>> START

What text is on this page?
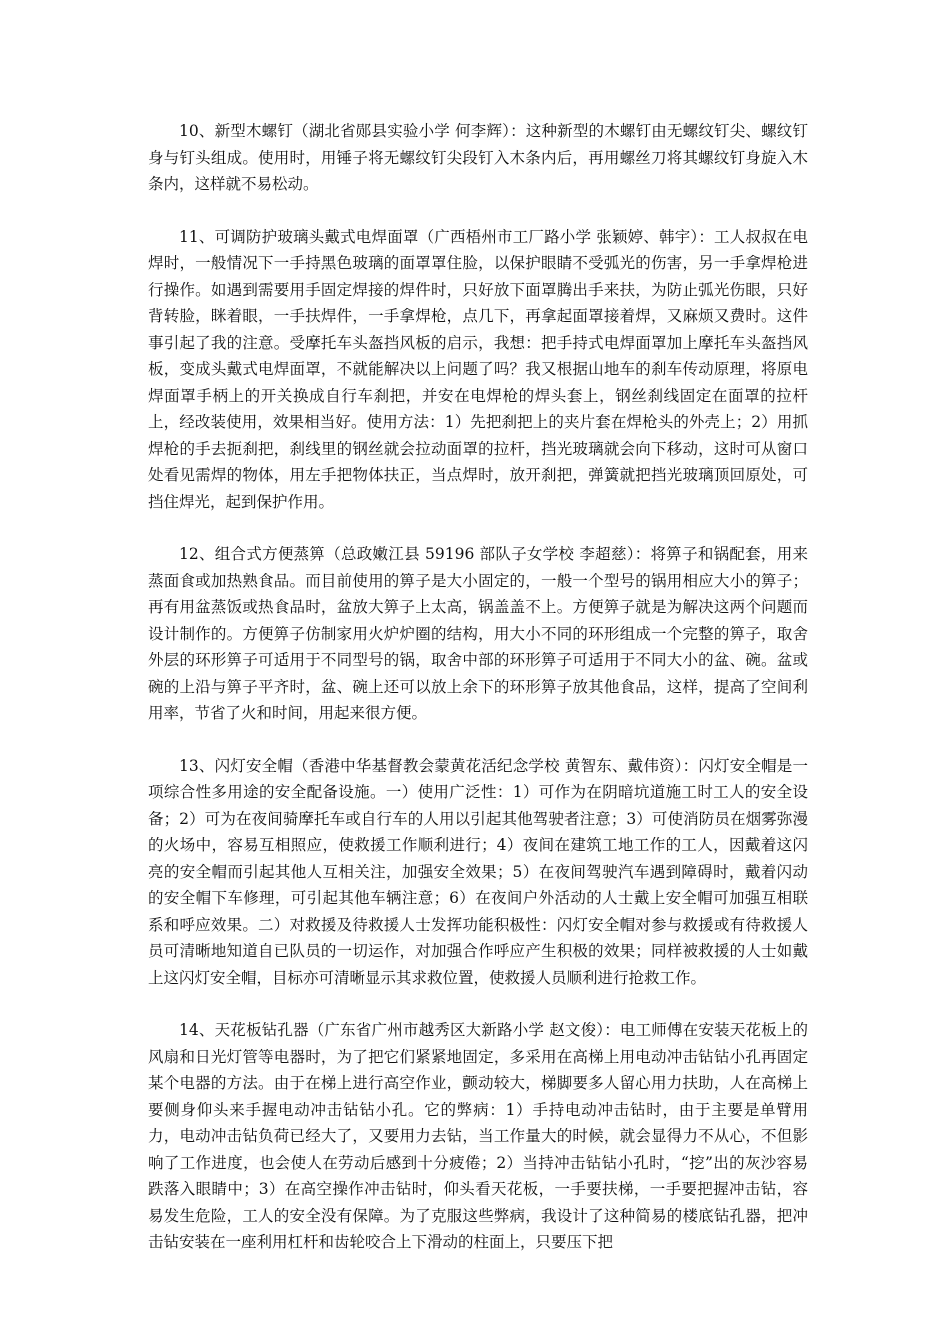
10、新型木螺钉（湖北省郧县实验小学 何李辉）：这种新型的木螺钉由无螺纹钉尖、螺纹钉身与钉头组成。使用时，用锤子将无螺纹钉尖段钉入木条内后，再用螺丝刀将其螺纹钉身旋入木条内，这样就不易松动。

11、可调防护玻璃头戴式电焊面罩（广西梧州市工厂路小学 张颖婷、韩宇）：工人叔叔在电焊时，一般情况下一手持黑色玻璃的面罩罩住脸，以保护眼睛不受弧光的伤害，另一手拿焊枪进行操作。如遇到需要用手固定焊接的焊件时，只好放下面罩腾出手来扶，为防止弧光伤眼，只好背转脸，眯着眼，一手扶焊件，一手拿焊枪，点几下，再拿起面罩接着焊，又麻烦又费时。这件事引起了我的注意。受摩托车头盔挡风板的启示，我想：把手持式电焊面罩加上摩托车头盔挡风板，变成头戴式电焊面罩，不就能解决以上问题了吗？我又根据山地车的刹车传动原理，将原电焊面罩手柄上的开关换成自行车刹把，并安在电焊枪的焊头套上，钢丝刹线固定在面罩的拉杆上，经改装使用，效果相当好。使用方法：1）先把刹把上的夹片套在焊枪头的外壳上；2）用抓焊枪的手去扼刹把，刹线里的钢丝就会拉动面罩的拉杆，挡光玻璃就会向下移动，这时可从窗口处看见需焊的物体，用左手把物体扶正，当点焊时，放开刹把，弹簧就把挡光玻璃顶回原处，可挡住焊光，起到保护作用。

12、组合式方便蒸箅（总政嫩江县 59196 部队子女学校 李超慈）：将箅子和锅配套，用来蒸面食或加热熟食品。而目前使用的箅子是大小固定的，一般一个型号的锅用相应大小的箅子；再有用盆蒸饭或热食品时，盆放大箅子上太高，锅盖盖不上。方便箅子就是为解决这两个问题而设计制作的。方便箅子仿制家用火炉炉圈的结构，用大小不同的环形组成一个完整的箅子，取舍外层的环形箅子可适用于不同型号的锅，取舍中部的环形箅子可适用于不同大小的盆、碗。盆或碗的上沿与箅子平齐时，盆、碗上还可以放上余下的环形箅子放其他食品，这样，提高了空间利用率，节省了火和时间，用起来很方便。

13、闪灯安全帽（香港中华基督教会蒙黄花活纪念学校 黄智东、戴伟资）：闪灯安全帽是一项综合性多用途的安全配备设施。一）使用广泛性：1）可作为在阴暗坑道施工时工人的安全设备；2）可为在夜间骑摩托车或自行车的人用以引起其他驾驶者注意；3）可使消防员在烟雾弥漫的火场中，容易互相照应，使救援工作顺利进行；4）夜间在建筑工地工作的工人，因戴着这闪亮的安全帽而引起其他人互相关注，加强安全效果；5）在夜间驾驶汽车遇到障碍时，戴着闪动的安全帽下车修理，可引起其他车辆注意；6）在夜间户外活动的人士戴上安全帽可加强互相联系和呼应效果。二）对救援及待救援人士发挥功能积极性：闪灯安全帽对参与救援或有待救援人员可清晰地知道自已队员的一切运作，对加强合作呼应产生积极的效果；同样被救援的人士如戴上这闪灯安全帽，目标亦可清晰显示其求救位置，使救援人员顺利进行抢救工作。

14、天花板钻孔器（广东省广州市越秀区大新路小学 赵文俊）：电工师傅在安装天花板上的风扇和日光灯管等电器时，为了把它们紧紧地固定，多采用在高梯上用电动冲击钻钻小孔再固定某个电器的方法。由于在梯上进行高空作业，颤动较大，梯脚要多人留心用力扶助，人在高梯上要侧身仰头来手握电动冲击钻钻小孔。它的弊病：1）手持电动冲击钻时，由于主要是单臂用力，电动冲击钻负荷已经大了，又要用力去钻，当工作量大的时候，就会显得力不从心，不但影响了工作进度，也会使人在劳动后感到十分疲倦；2）当持冲击钻钻小孔时，“挖”出的灰沙容易跌落入眼睛中；3）在高空操作冲击钻时，仰头看天花板，一手要扶梯，一手要把握冲击钻，容易发生危险，工人的安全没有保障。为了克服这些弊病，我设计了这种简易的楼底钻孔器，把冲击钻安装在一座利用杠杆和齿轮咬合上下滑动的柱面上，只要压下把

>> END

Copy out every line of the material above exactly, skipping the pictures.

What text is on this page?
10、新型木螺钉（湖北省郧县实验小学 何李辉）：这种新型的木螺钉由无螺纹钉尖、螺纹钉身与钉头组成。使用时，用锤子将无螺纹钉尖段钉入木条内后，再用螺丝刀将其螺纹钉身旋入木条内，这样就不易松动。

11、可调防护玻璃头戴式电焊面罩（广西梧州市工厂路小学 张颖婷、韩宇）：工人叔叔在电焊时，一般情况下一手持黑色玻璃的面罩罩住脸，以保护眼睛不受弧光的伤害，另一手拿焊枪进行操作。如遇到需要用手固定焊接的焊件时，只好放下面罩腾出手来扶，为防止弧光伤眼，只好背转脸，眯着眼，一手扶焊件，一手拿焊枪，点几下，再拿起面罩接着焊，又麻烦又费时。这件事引起了我的注意。受摩托车头盔挡风板的启示，我想：把手持式电焊面罩加上摩托车头盔挡风板，变成头戴式电焊面罩，不就能解决以上问题了吗？我又根据山地车的刹车传动原理，将原电焊面罩手柄上的开关换成自行车刹把，并安在电焊枪的焊头套上，钢丝刹线固定在面罩的拉杆上，经改装使用，效果相当好。使用方法：1）先把刹把上的夹片套在焊枪头的外壳上；2）用抓焊枪的手去扼刹把，刹线里的钢丝就会拉动面罩的拉杆，挡光玻璃就会向下移动，这时可从窗口处看见需焊的物体，用左手把物体扶正，当点焊时，放开刹把，弹簧就把挡光玻璃顶回原处，可挡住焊光，起到保护作用。

12、组合式方便蒸箅（总政嫩江县 59196 部队子女学校 李超慈）：将箅子和锅配套，用来蒸面食或加热熟食品。而目前使用的箅子是大小固定的，一般一个型号的锅用相应大小的箅子；再有用盆蒸饭或热食品时，盆放大箅子上太高，锅盖盖不上。方便箅子就是为解决这两个问题而设计制作的。方便箅子仿制家用火炉炉圈的结构，用大小不同的环形组成一个完整的箅子，取舍外层的环形箅子可适用于不同型号的锅，取舍中部的环形箅子可适用于不同大小的盆、碗。盆或碗的上沿与箅子平齐时，盆、碗上还可以放上余下的环形箅子放其他食品，这样，提高了空间利用率，节省了火和时间，用起来很方便。

13、闪灯安全帽（香港中华基督教会蒙黄花活纪念学校 黄智东、戴伟资）：闪灯安全帽是一项综合性多用途的安全配备设施。一）使用广泛性：1）可作为在阴暗坑道施工时工人的安全设备；2）可为在夜间骑摩托车或自行车的人用以引起其他驾驶者注意；3）可使消防员在烟雾弥漫的火场中，容易互相照应，使救援工作顺利进行；4）夜间在建筑工地工作的工人，因戴着这闪亮的安全帽而引起其他人互相关注，加强安全效果；5）在夜间驾驶汽车遇到障碍时，戴着闪动的安全帽下车修理，可引起其他车辆注意；6）在夜间户外活动的人士戴上安全帽可加强互相联系和呼应效果。二）对救援及待救援人士发挥功能积极性：闪灯安全帽对参与救援或有待救援人员可清晰地知道自已队员的一切运作，对加强合作呼应产生积极的效果；同样被救援的人士如戴上这闪灯安全帽，目标亦可清晰显示其求救位置，使救援人员顺利进行抢救工作。

14、天花板钻孔器（广东省广州市越秀区大新路小学 赵文俊）：电工师傅在安装天花板上的风扇和日光灯管等电器时，为了把它们紧紧地固定，多采用在高梯上用电动冲击钻钻小孔再固定某个电器的方法。由于在梯上进行高空作业，颤动较大，梯脚要多人留心用力扶助，人在高梯上要侧身仰头来手握电动冲击钻钻小孔。它的弊病：1）手持电动冲击钻时，由于主要是单臂用力，电动冲击钻负荷已经大了，又要用力去钻，当工作量大的时候，就会显得力不从心，不但影响了工作进度，也会使人在劳动后感到十分疲倦；2）当持冲击钻钻小孔时，“挖”出的灰沙容易跌落入眼睛中；3）在高空操作冲击钻时，仰头看天花板，一手要扶梯，一手要把握冲击钻，容易发生危险，工人的安全没有保障。为了克服这些弊病，我设计了这种简易的楼底钻孔器，把冲击钻安装在一座利用杠杆和齿轮咬合上下滑动的柱面上，只要压下把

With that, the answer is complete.